Pick every line from the data that holds the word "Read".

Dataset items:
******
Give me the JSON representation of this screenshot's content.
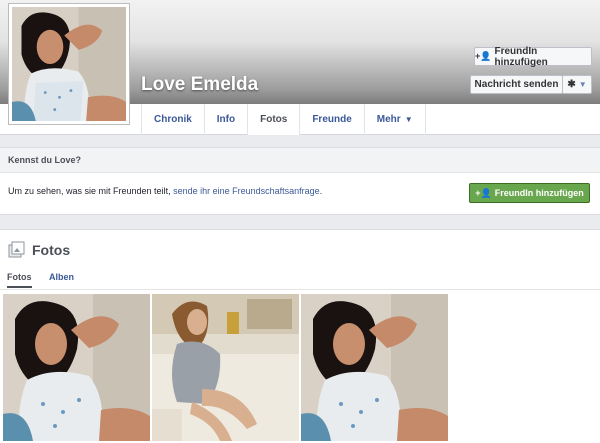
{
  "profile": {
    "name": "Love Emelda"
  },
  "header_buttons": {
    "add_friend": "FreundIn hinzufügen",
    "message": "Nachricht senden"
  },
  "tabs": [
    {
      "label": "Chronik"
    },
    {
      "label": "Info"
    },
    {
      "label": "Fotos"
    },
    {
      "label": "Freunde"
    },
    {
      "label": "Mehr"
    }
  ],
  "know": {
    "title": "Kennst du Love?",
    "text": "Um zu sehen, was sie mit Freunden teilt,",
    "link": "sende ihr eine Freundschaftsanfrage",
    "period": ".",
    "button": "FreundIn hinzufügen"
  },
  "photos": {
    "title": "Fotos",
    "tabs": [
      "Fotos",
      "Alben"
    ]
  },
  "icons": {
    "add_friend": "add-friend-icon",
    "gear": "gear-icon",
    "caret": "chevron-down-icon",
    "photos": "photos-icon"
  },
  "colors": {
    "link": "#3b5998",
    "green_button": "#69a74e"
  }
}
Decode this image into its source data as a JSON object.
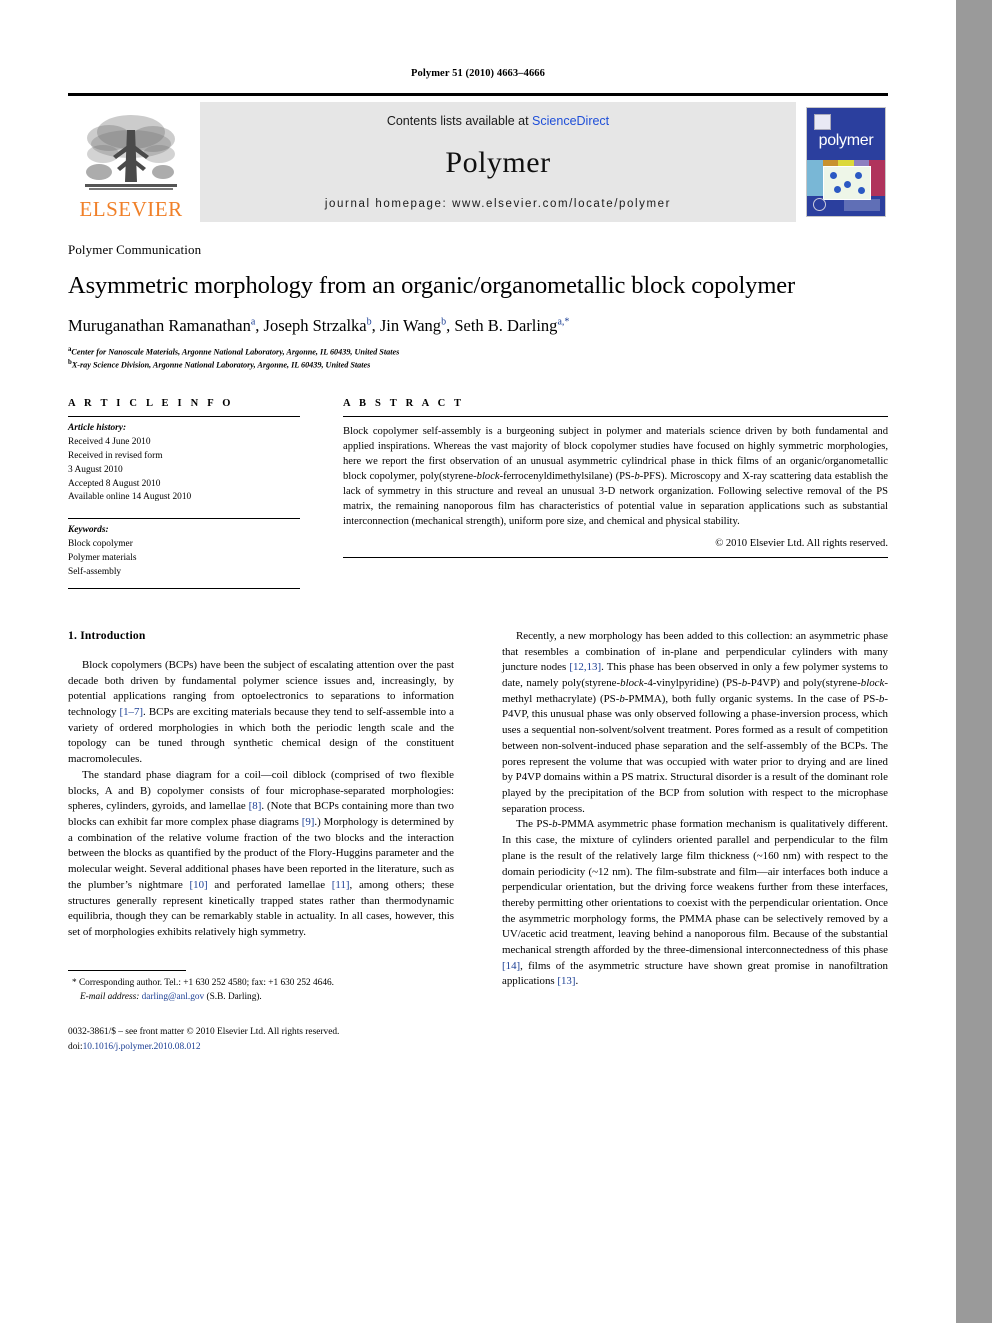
{
  "window": {
    "scrollbar_color": "#9a9a9a",
    "page_background": "#ffffff"
  },
  "running_head": "Polymer 51 (2010) 4663–4666",
  "masthead": {
    "publisher_name": "ELSEVIER",
    "publisher_logo_name": "elsevier-tree-logo",
    "contents_prefix": "Contents lists available at ",
    "sciencedirect": "ScienceDirect",
    "journal_title": "Polymer",
    "homepage_line": "journal homepage: www.elsevier.com/locate/polymer",
    "cover": {
      "title": "polymer",
      "background": "#2b3f9e"
    }
  },
  "article": {
    "section_label": "Polymer Communication",
    "title": "Asymmetric morphology from an organic/organometallic block copolymer",
    "authors_html": "Muruganathan Ramanathan<sup>a</sup>, Joseph Strzalka<sup>b</sup>, Jin Wang<sup>b</sup>, Seth B. Darling<sup>a,</sup><sup>*</sup>",
    "affiliations": [
      "Center for Nanoscale Materials, Argonne National Laboratory, Argonne, IL 60439, United States",
      "X-ray Science Division, Argonne National Laboratory, Argonne, IL 60439, United States"
    ],
    "affiliation_markers": [
      "a",
      "b"
    ]
  },
  "article_info": {
    "heading": "A R T I C L E   I N F O",
    "history_label": "Article history:",
    "history": [
      "Received 4 June 2010",
      "Received in revised form",
      "3 August 2010",
      "Accepted 8 August 2010",
      "Available online 14 August 2010"
    ],
    "keywords_label": "Keywords:",
    "keywords": [
      "Block copolymer",
      "Polymer materials",
      "Self-assembly"
    ]
  },
  "abstract": {
    "heading": "A B S T R A C T",
    "text_html": "Block copolymer self-assembly is a burgeoning subject in polymer and materials science driven by both fundamental and applied inspirations. Whereas the vast majority of block copolymer studies have focused on highly symmetric morphologies, here we report the first observation of an unusual asymmetric cylindrical phase in thick films of an organic/organometallic block copolymer, poly(styrene-<i>block</i>-ferrocenyldimethylsilane) (PS-<i>b</i>-PFS). Microscopy and X-ray scattering data establish the lack of symmetry in this structure and reveal an unusual 3-D network organization. Following selective removal of the PS matrix, the remaining nanoporous film has characteristics of potential value in separation applications such as substantial interconnection (mechanical strength), uniform pore size, and chemical and physical stability.",
    "copyright": "© 2010 Elsevier Ltd. All rights reserved."
  },
  "body": {
    "left_column": {
      "heading": "1. Introduction",
      "paragraphs_html": [
        "Block copolymers (BCPs) have been the subject of escalating attention over the past decade both driven by fundamental polymer science issues and, increasingly, by potential applications ranging from optoelectronics to separations to information technology <span class=\"ref\">[1&#8211;7]</span>. BCPs are exciting materials because they tend to self-assemble into a variety of ordered morphologies in which both the periodic length scale and the topology can be tuned through synthetic chemical design of the constituent macromolecules.",
        "The standard phase diagram for a coil&#8212;coil diblock (comprised of two flexible blocks, A and B) copolymer consists of four microphase-separated morphologies: spheres, cylinders, gyroids, and lamellae <span class=\"ref\">[8]</span>. (Note that BCPs containing more than two blocks can exhibit far more complex phase diagrams <span class=\"ref\">[9]</span>.) Morphology is determined by a combination of the relative volume fraction of the two blocks and the interaction between the blocks as quantified by the product of the Flory-Huggins parameter and the molecular weight. Several additional phases have been reported in the literature, such as the plumber&#8217;s nightmare <span class=\"ref\">[10]</span> and perforated lamellae <span class=\"ref\">[11]</span>, among others; these structures generally represent kinetically trapped states rather than thermodynamic equilibria, though they can be remarkably stable in actuality. In all cases, however, this set of morphologies exhibits relatively high symmetry."
      ]
    },
    "right_column": {
      "paragraphs_html": [
        "Recently, a new morphology has been added to this collection: an asymmetric phase that resembles a combination of in-plane and perpendicular cylinders with many juncture nodes <span class=\"ref\">[12,13]</span>. This phase has been observed in only a few polymer systems to date, namely poly(styrene-<i>block</i>-4-vinylpyridine) (PS-<i>b</i>-P4VP) and poly(styrene-<i>block</i>-methyl methacrylate) (PS-<i>b</i>-PMMA), both fully organic systems. In the case of PS-<i>b</i>-P4VP, this unusual phase was only observed following a phase-inversion process, which uses a sequential non-solvent/solvent treatment. Pores formed as a result of competition between non-solvent-induced phase separation and the self-assembly of the BCPs. The pores represent the volume that was occupied with water prior to drying and are lined by P4VP domains within a PS matrix. Structural disorder is a result of the dominant role played by the precipitation of the BCP from solution with respect to the microphase separation process.",
        "The PS-<i>b</i>-PMMA asymmetric phase formation mechanism is qualitatively different. In this case, the mixture of cylinders oriented parallel and perpendicular to the film plane is the result of the relatively large film thickness (~160 nm) with respect to the domain periodicity (~12 nm). The film-substrate and film&#8212;air interfaces both induce a perpendicular orientation, but the driving force weakens further from these interfaces, thereby permitting other orientations to coexist with the perpendicular orientation. Once the asymmetric morphology forms, the PMMA phase can be selectively removed by a UV/acetic acid treatment, leaving behind a nanoporous film. Because of the substantial mechanical strength afforded by the three-dimensional interconnectedness of this phase <span class=\"ref\">[14]</span>, films of the asymmetric structure have shown great promise in nanofiltration applications <span class=\"ref\">[13]</span>."
      ]
    }
  },
  "footnote": {
    "corresponding_html": "* Corresponding author. Tel.: +1 630 252 4580; fax: +1 630 252 4646.",
    "email_label": "E-mail address:",
    "email": "darling@anl.gov",
    "email_owner": "(S.B. Darling)."
  },
  "imprint": {
    "line1": "0032-3861/$ – see front matter © 2010 Elsevier Ltd. All rights reserved.",
    "doi_label": "doi:",
    "doi": "10.1016/j.polymer.2010.08.012"
  }
}
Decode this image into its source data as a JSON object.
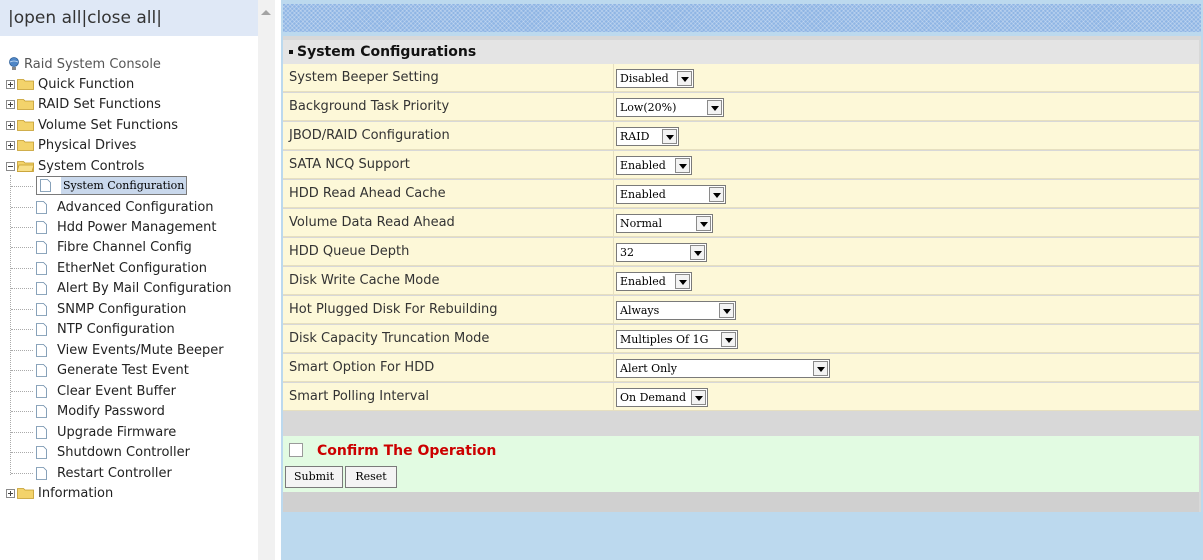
{
  "toggle": {
    "open_all": "open all",
    "close_all": "close all",
    "sep": "|"
  },
  "tree": {
    "root": "Raid System Console",
    "folders": [
      {
        "label": "Quick Function",
        "expanded": false
      },
      {
        "label": "RAID Set Functions",
        "expanded": false
      },
      {
        "label": "Volume Set Functions",
        "expanded": false
      },
      {
        "label": "Physical Drives",
        "expanded": false
      },
      {
        "label": "System Controls",
        "expanded": true
      },
      {
        "label": "Information",
        "expanded": false
      }
    ],
    "system_controls_items": [
      "System Configuration",
      "Advanced Configuration",
      "Hdd Power Management",
      "Fibre Channel Config",
      "EtherNet Configuration",
      "Alert By Mail Configuration",
      "SNMP Configuration",
      "NTP Configuration",
      "View Events/Mute Beeper",
      "Generate Test Event",
      "Clear Event Buffer",
      "Modify Password",
      "Upgrade Firmware",
      "Shutdown Controller",
      "Restart Controller"
    ],
    "selected_item": "System Configuration"
  },
  "section": {
    "title": "System Configurations"
  },
  "settings": [
    {
      "label": "System Beeper Setting",
      "value": "Disabled"
    },
    {
      "label": "Background Task Priority",
      "value": "Low(20%)"
    },
    {
      "label": "JBOD/RAID Configuration",
      "value": "RAID"
    },
    {
      "label": "SATA NCQ Support",
      "value": "Enabled"
    },
    {
      "label": "HDD Read Ahead Cache",
      "value": "Enabled"
    },
    {
      "label": "Volume Data Read Ahead",
      "value": "Normal"
    },
    {
      "label": "HDD Queue Depth",
      "value": "32"
    },
    {
      "label": "Disk Write Cache Mode",
      "value": "Enabled"
    },
    {
      "label": "Hot Plugged Disk For Rebuilding",
      "value": "Always"
    },
    {
      "label": "Disk Capacity Truncation Mode",
      "value": "Multiples Of 1G"
    },
    {
      "label": "Smart Option For HDD",
      "value": "Alert Only"
    },
    {
      "label": "Smart Polling Interval",
      "value": "On Demand"
    }
  ],
  "confirm": {
    "label": "Confirm The Operation",
    "checked": false
  },
  "buttons": {
    "submit": "Submit",
    "reset": "Reset"
  },
  "colors": {
    "row_bg": "#fdf8d8",
    "confirm_bg": "#e2fbe2",
    "confirm_text": "#cc0000",
    "frame_bg": "#bcd9ee",
    "selected_bg": "#c9d8ec"
  }
}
******
#### SOLUTION
      "label": "HDD Read Ahead Cache",
      "label": "Volume Data Read Ahead",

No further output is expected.